◆ **MATERIAL SUPPLIED**
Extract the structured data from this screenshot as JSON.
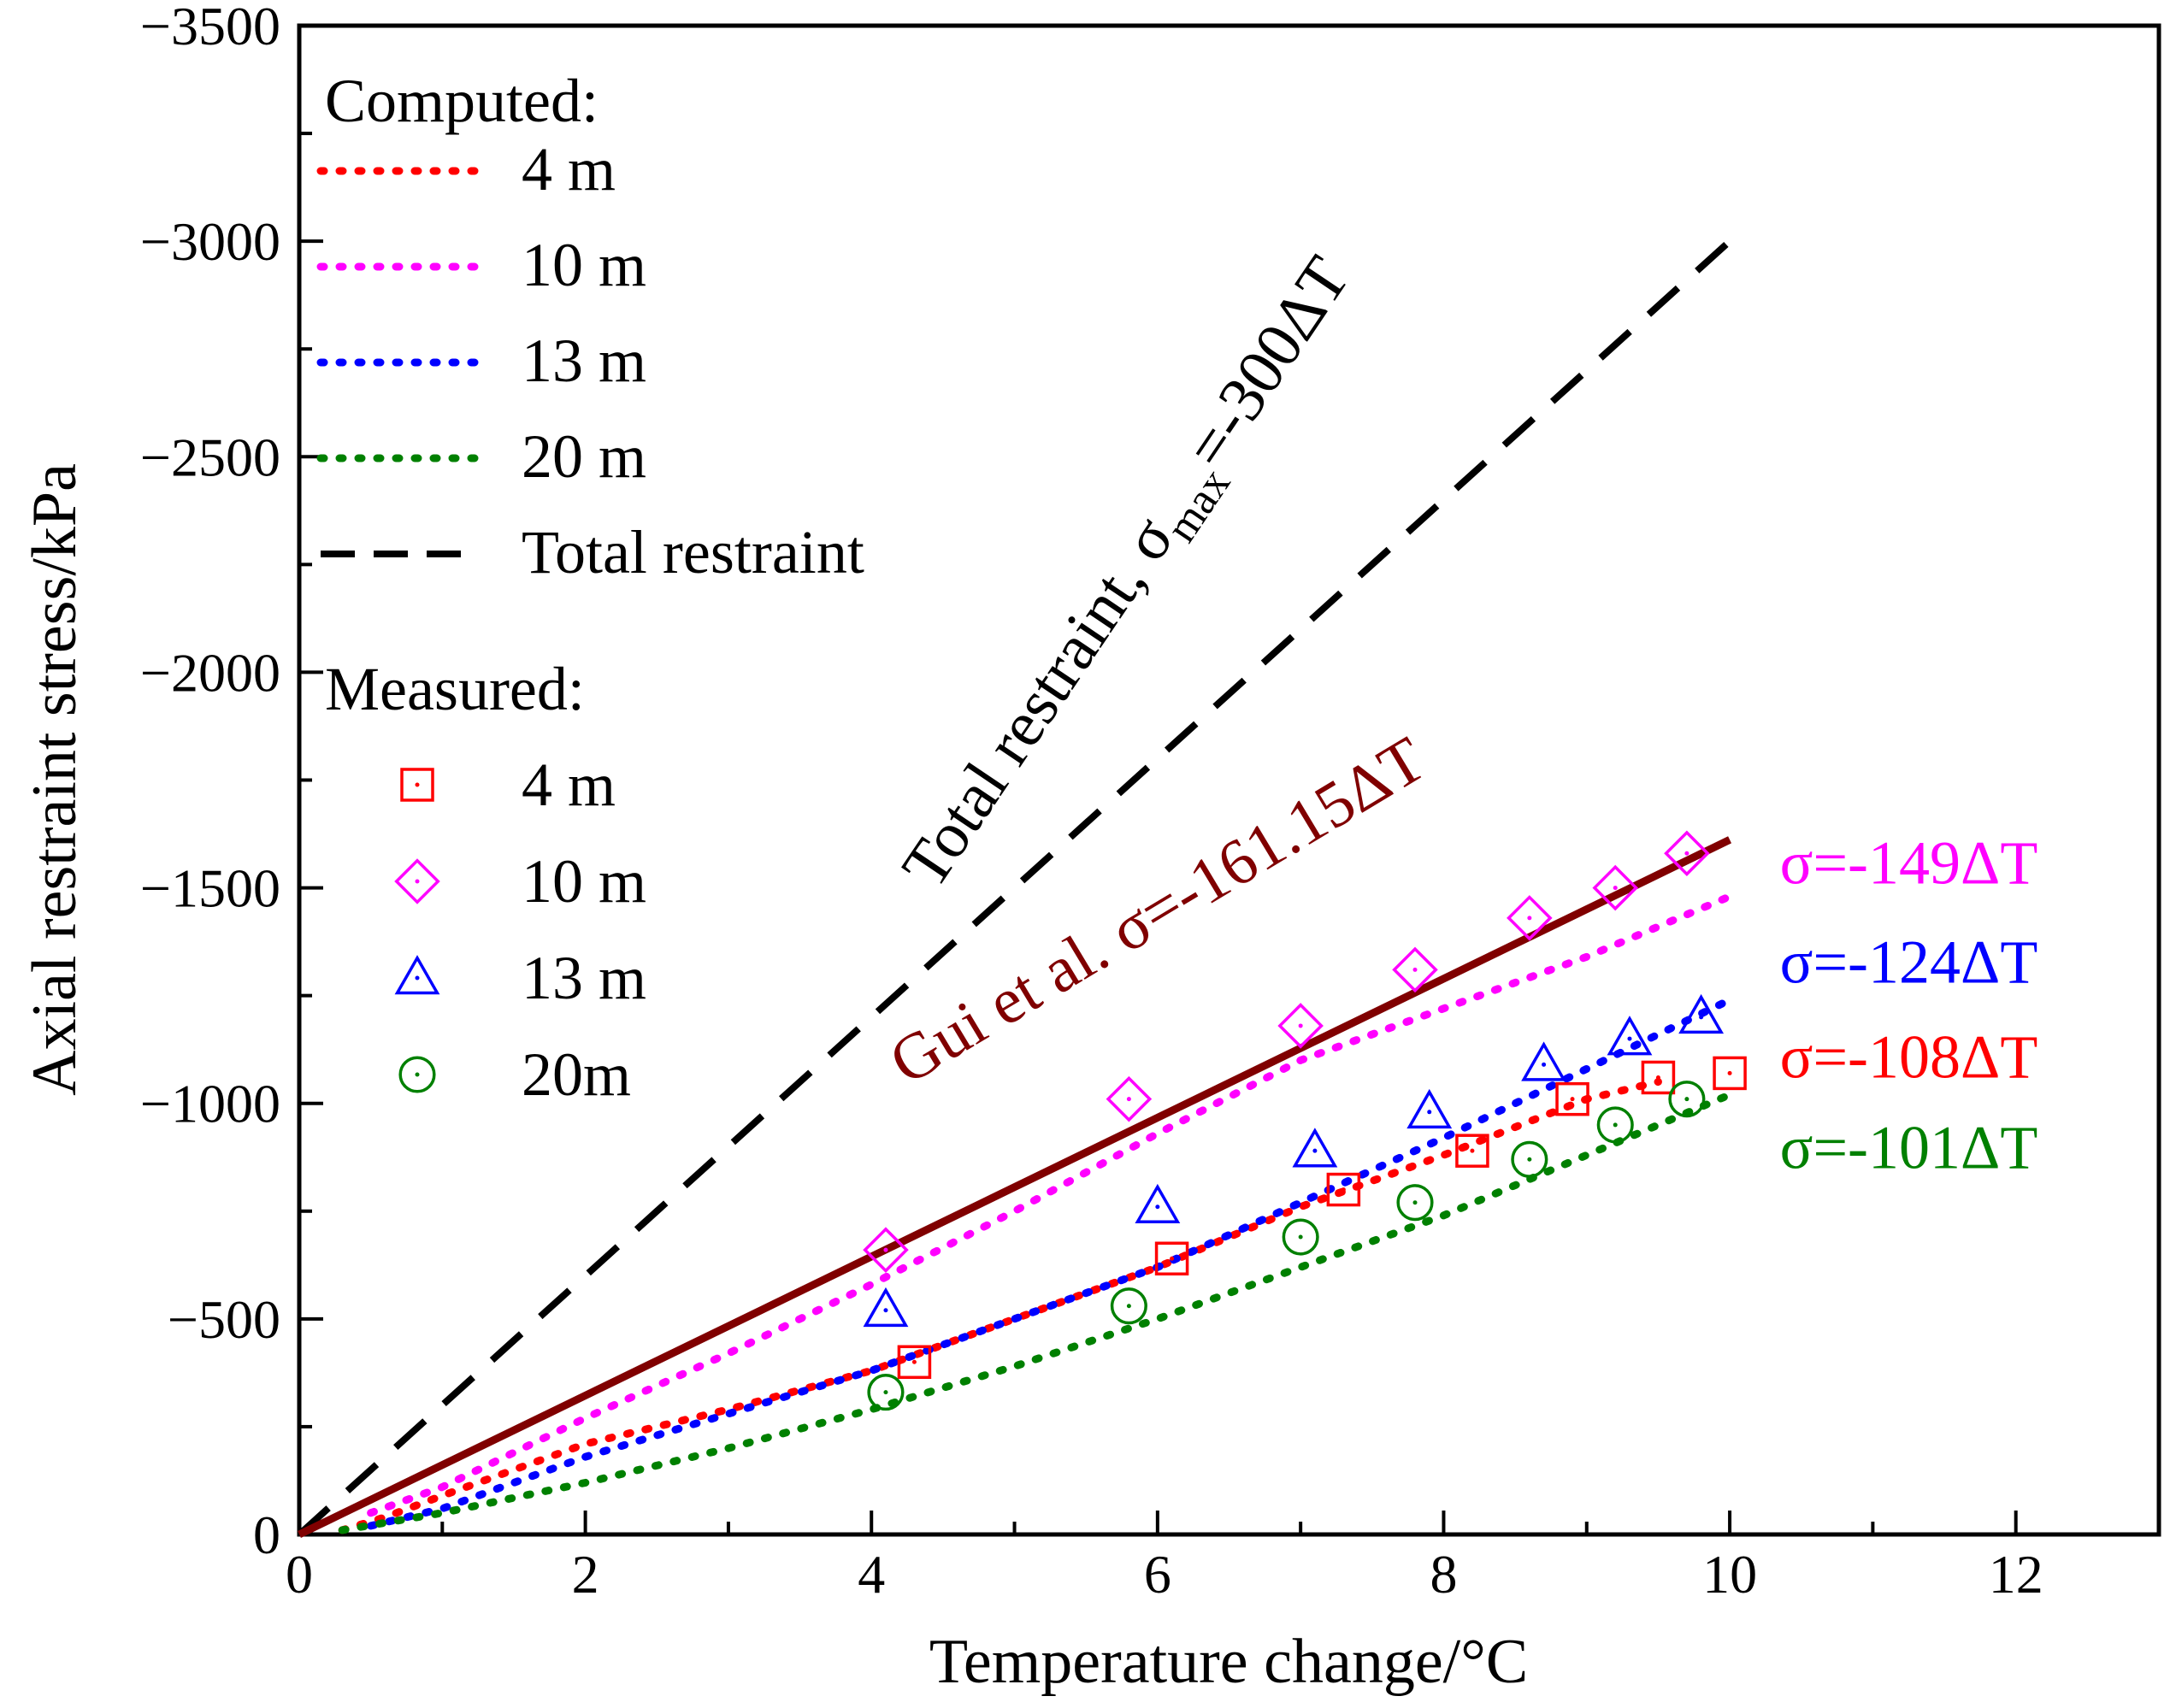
{
  "chart_data": {
    "type": "scatter",
    "xlabel": "Temperature change/°C",
    "ylabel": "Axial restraint stress/kPa",
    "xlim": [
      0,
      13
    ],
    "ylim": [
      0,
      -3500
    ],
    "x_ticks": [
      0,
      2,
      4,
      6,
      8,
      10,
      12
    ],
    "y_ticks": [
      0,
      -500,
      -1000,
      -1500,
      -2000,
      -2500,
      -3000,
      -3500
    ],
    "x_tick_labels": [
      "0",
      "2",
      "4",
      "6",
      "8",
      "10",
      "12"
    ],
    "y_tick_labels": [
      "0",
      "−500",
      "−1000",
      "−1500",
      "−2000",
      "−2500",
      "−3000",
      "−3500"
    ],
    "grid": false,
    "legend_placement": "top-left",
    "legend": {
      "computed_header": "Computed:",
      "measured_header": "Measured:",
      "computed_items": [
        {
          "label": "4 m",
          "color": "#ff0000",
          "style": "dotted"
        },
        {
          "label": "10 m",
          "color": "#ff00ff",
          "style": "dotted"
        },
        {
          "label": "13 m",
          "color": "#0000ff",
          "style": "dotted"
        },
        {
          "label": "20 m",
          "color": "#008000",
          "style": "dotted"
        },
        {
          "label": "Total restraint",
          "color": "#000000",
          "style": "dashed"
        }
      ],
      "measured_items": [
        {
          "label": "4 m",
          "color": "#ff0000",
          "marker": "square"
        },
        {
          "label": "10 m",
          "color": "#ff00ff",
          "marker": "diamond"
        },
        {
          "label": "13 m",
          "color": "#0000ff",
          "marker": "triangle"
        },
        {
          "label": "20m",
          "color": "#008000",
          "marker": "circle"
        }
      ]
    },
    "lines": [
      {
        "name": "Total restraint",
        "color": "#000000",
        "style": "dashed",
        "x": [
          0,
          10
        ],
        "y": [
          0,
          -3000
        ]
      },
      {
        "name": "Gui et al.",
        "color": "#800000",
        "style": "solid",
        "x": [
          0,
          10
        ],
        "y": [
          0,
          -1611.5
        ]
      }
    ],
    "computed_series": [
      {
        "name": "4 m",
        "color": "#ff0000",
        "x": [
          0.3,
          0.6,
          1.0,
          2.0,
          3.0,
          4.0,
          5.0,
          6.0,
          7.0,
          8.0,
          9.0,
          9.5
        ],
        "y": [
          -10,
          -40,
          -90,
          -210,
          -290,
          -380,
          -500,
          -620,
          -760,
          -880,
          -1010,
          -1050
        ]
      },
      {
        "name": "10 m",
        "color": "#ff00ff",
        "x": [
          0.5,
          1.0,
          2.0,
          3.0,
          4.0,
          5.0,
          6.0,
          7.0,
          8.0,
          9.0,
          10.0
        ],
        "y": [
          -50,
          -110,
          -270,
          -420,
          -580,
          -750,
          -930,
          -1100,
          -1220,
          -1340,
          -1480
        ]
      },
      {
        "name": "13 m",
        "color": "#0000ff",
        "x": [
          0.5,
          1.0,
          2.0,
          3.0,
          4.0,
          5.0,
          6.0,
          7.0,
          8.0,
          9.0,
          10.0
        ],
        "y": [
          -20,
          -60,
          -180,
          -280,
          -380,
          -500,
          -620,
          -770,
          -920,
          -1080,
          -1240
        ]
      },
      {
        "name": "20 m",
        "color": "#008000",
        "x": [
          0.3,
          1.0,
          2.0,
          3.0,
          4.0,
          5.0,
          6.0,
          7.0,
          8.0,
          9.0,
          10.0
        ],
        "y": [
          -10,
          -50,
          -120,
          -200,
          -290,
          -390,
          -500,
          -620,
          -740,
          -880,
          -1020
        ]
      }
    ],
    "measured_series": [
      {
        "name": "4 m",
        "color": "#ff0000",
        "marker": "square",
        "x": [
          4.3,
          6.1,
          7.3,
          8.2,
          8.9,
          9.5,
          10.0
        ],
        "y": [
          -400,
          -640,
          -800,
          -890,
          -1010,
          -1060,
          -1070
        ]
      },
      {
        "name": "10 m",
        "color": "#ff00ff",
        "marker": "diamond",
        "x": [
          4.1,
          5.8,
          7.0,
          7.8,
          8.6,
          9.2,
          9.7
        ],
        "y": [
          -660,
          -1010,
          -1180,
          -1310,
          -1430,
          -1500,
          -1580
        ]
      },
      {
        "name": "13 m",
        "color": "#0000ff",
        "marker": "triangle",
        "x": [
          4.1,
          6.0,
          7.1,
          7.9,
          8.7,
          9.3,
          9.8
        ],
        "y": [
          -520,
          -760,
          -890,
          -980,
          -1090,
          -1150,
          -1200
        ]
      },
      {
        "name": "20m",
        "color": "#008000",
        "marker": "circle",
        "x": [
          4.1,
          5.8,
          7.0,
          7.8,
          8.6,
          9.2,
          9.7
        ],
        "y": [
          -330,
          -530,
          -690,
          -770,
          -870,
          -950,
          -1010
        ]
      }
    ],
    "annotations": [
      {
        "text": "Total restraint, σ",
        "subscript": "max",
        "suffix": "=-300ΔT",
        "color": "#000000",
        "anchor_x": 4.45,
        "anchor_y": -1490
      },
      {
        "text": "Gui et al. σ=-161.15ΔT",
        "color": "#800000",
        "anchor_x": 4.25,
        "anchor_y": -1040
      },
      {
        "text": "σ=-149ΔT",
        "color": "#ff00ff",
        "anchor_x": 10.35,
        "anchor_y": -1510
      },
      {
        "text": "σ=-124ΔT",
        "color": "#0000ff",
        "anchor_x": 10.35,
        "anchor_y": -1280
      },
      {
        "text": "σ=-108ΔT",
        "color": "#ff0000",
        "anchor_x": 10.35,
        "anchor_y": -1060
      },
      {
        "text": "σ=-101ΔT",
        "color": "#008000",
        "anchor_x": 10.35,
        "anchor_y": -850
      }
    ]
  }
}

◆ **WORK TO DO**
Would you mind returning each entry above word for word, skipping the images?

◆ **FULL RESPONSE**
Extract the structured data from this screenshot as JSON.
{
  "chart_data": {
    "type": "scatter",
    "xlabel": "Temperature change/°C",
    "ylabel": "Axial restraint stress/kPa",
    "xlim": [
      0,
      13
    ],
    "ylim": [
      0,
      -3500
    ],
    "x_ticks": [
      0,
      2,
      4,
      6,
      8,
      10,
      12
    ],
    "y_ticks": [
      0,
      -500,
      -1000,
      -1500,
      -2000,
      -2500,
      -3000,
      -3500
    ],
    "x_tick_labels": [
      "0",
      "2",
      "4",
      "6",
      "8",
      "10",
      "12"
    ],
    "y_tick_labels": [
      "0",
      "−500",
      "−1000",
      "−1500",
      "−2000",
      "−2500",
      "−3000",
      "−3500"
    ],
    "grid": false,
    "legend_placement": "top-left",
    "legend": {
      "computed_header": "Computed:",
      "measured_header": "Measured:",
      "computed_items": [
        {
          "label": "4 m",
          "color": "#ff0000",
          "style": "dotted"
        },
        {
          "label": "10 m",
          "color": "#ff00ff",
          "style": "dotted"
        },
        {
          "label": "13 m",
          "color": "#0000ff",
          "style": "dotted"
        },
        {
          "label": "20 m",
          "color": "#008000",
          "style": "dotted"
        },
        {
          "label": "Total restraint",
          "color": "#000000",
          "style": "dashed"
        }
      ],
      "measured_items": [
        {
          "label": "4 m",
          "color": "#ff0000",
          "marker": "square"
        },
        {
          "label": "10 m",
          "color": "#ff00ff",
          "marker": "diamond"
        },
        {
          "label": "13 m",
          "color": "#0000ff",
          "marker": "triangle"
        },
        {
          "label": "20m",
          "color": "#008000",
          "marker": "circle"
        }
      ]
    },
    "lines": [
      {
        "name": "Total restraint",
        "color": "#000000",
        "style": "dashed",
        "x": [
          0,
          10
        ],
        "y": [
          0,
          -3000
        ]
      },
      {
        "name": "Gui et al.",
        "color": "#800000",
        "style": "solid",
        "x": [
          0,
          10
        ],
        "y": [
          0,
          -1611.5
        ]
      }
    ],
    "computed_series": [
      {
        "name": "4 m",
        "color": "#ff0000",
        "x": [
          0.3,
          0.6,
          1.0,
          2.0,
          3.0,
          4.0,
          5.0,
          6.0,
          7.0,
          8.0,
          9.0,
          9.5
        ],
        "y": [
          -10,
          -40,
          -90,
          -210,
          -290,
          -380,
          -500,
          -620,
          -760,
          -880,
          -1010,
          -1050
        ]
      },
      {
        "name": "10 m",
        "color": "#ff00ff",
        "x": [
          0.5,
          1.0,
          2.0,
          3.0,
          4.0,
          5.0,
          6.0,
          7.0,
          8.0,
          9.0,
          10.0
        ],
        "y": [
          -50,
          -110,
          -270,
          -420,
          -580,
          -750,
          -930,
          -1100,
          -1220,
          -1340,
          -1480
        ]
      },
      {
        "name": "13 m",
        "color": "#0000ff",
        "x": [
          0.5,
          1.0,
          2.0,
          3.0,
          4.0,
          5.0,
          6.0,
          7.0,
          8.0,
          9.0,
          10.0
        ],
        "y": [
          -20,
          -60,
          -180,
          -280,
          -380,
          -500,
          -620,
          -770,
          -920,
          -1080,
          -1240
        ]
      },
      {
        "name": "20 m",
        "color": "#008000",
        "x": [
          0.3,
          1.0,
          2.0,
          3.0,
          4.0,
          5.0,
          6.0,
          7.0,
          8.0,
          9.0,
          10.0
        ],
        "y": [
          -10,
          -50,
          -120,
          -200,
          -290,
          -390,
          -500,
          -620,
          -740,
          -880,
          -1020
        ]
      }
    ],
    "measured_series": [
      {
        "name": "4 m",
        "color": "#ff0000",
        "marker": "square",
        "x": [
          4.3,
          6.1,
          7.3,
          8.2,
          8.9,
          9.5,
          10.0
        ],
        "y": [
          -400,
          -640,
          -800,
          -890,
          -1010,
          -1060,
          -1070
        ]
      },
      {
        "name": "10 m",
        "color": "#ff00ff",
        "marker": "diamond",
        "x": [
          4.1,
          5.8,
          7.0,
          7.8,
          8.6,
          9.2,
          9.7
        ],
        "y": [
          -660,
          -1010,
          -1180,
          -1310,
          -1430,
          -1500,
          -1580
        ]
      },
      {
        "name": "13 m",
        "color": "#0000ff",
        "marker": "triangle",
        "x": [
          4.1,
          6.0,
          7.1,
          7.9,
          8.7,
          9.3,
          9.8
        ],
        "y": [
          -520,
          -760,
          -890,
          -980,
          -1090,
          -1150,
          -1200
        ]
      },
      {
        "name": "20m",
        "color": "#008000",
        "marker": "circle",
        "x": [
          4.1,
          5.8,
          7.0,
          7.8,
          8.6,
          9.2,
          9.7
        ],
        "y": [
          -330,
          -530,
          -690,
          -770,
          -870,
          -950,
          -1010
        ]
      }
    ],
    "annotations": [
      {
        "text": "Total restraint, σ",
        "subscript": "max",
        "suffix": "=-300ΔT",
        "color": "#000000",
        "anchor_x": 4.45,
        "anchor_y": -1490
      },
      {
        "text": "Gui et al. σ=-161.15ΔT",
        "color": "#800000",
        "anchor_x": 4.25,
        "anchor_y": -1040
      },
      {
        "text": "σ=-149ΔT",
        "color": "#ff00ff",
        "anchor_x": 10.35,
        "anchor_y": -1510
      },
      {
        "text": "σ=-124ΔT",
        "color": "#0000ff",
        "anchor_x": 10.35,
        "anchor_y": -1280
      },
      {
        "text": "σ=-108ΔT",
        "color": "#ff0000",
        "anchor_x": 10.35,
        "anchor_y": -1060
      },
      {
        "text": "σ=-101ΔT",
        "color": "#008000",
        "anchor_x": 10.35,
        "anchor_y": -850
      }
    ]
  }
}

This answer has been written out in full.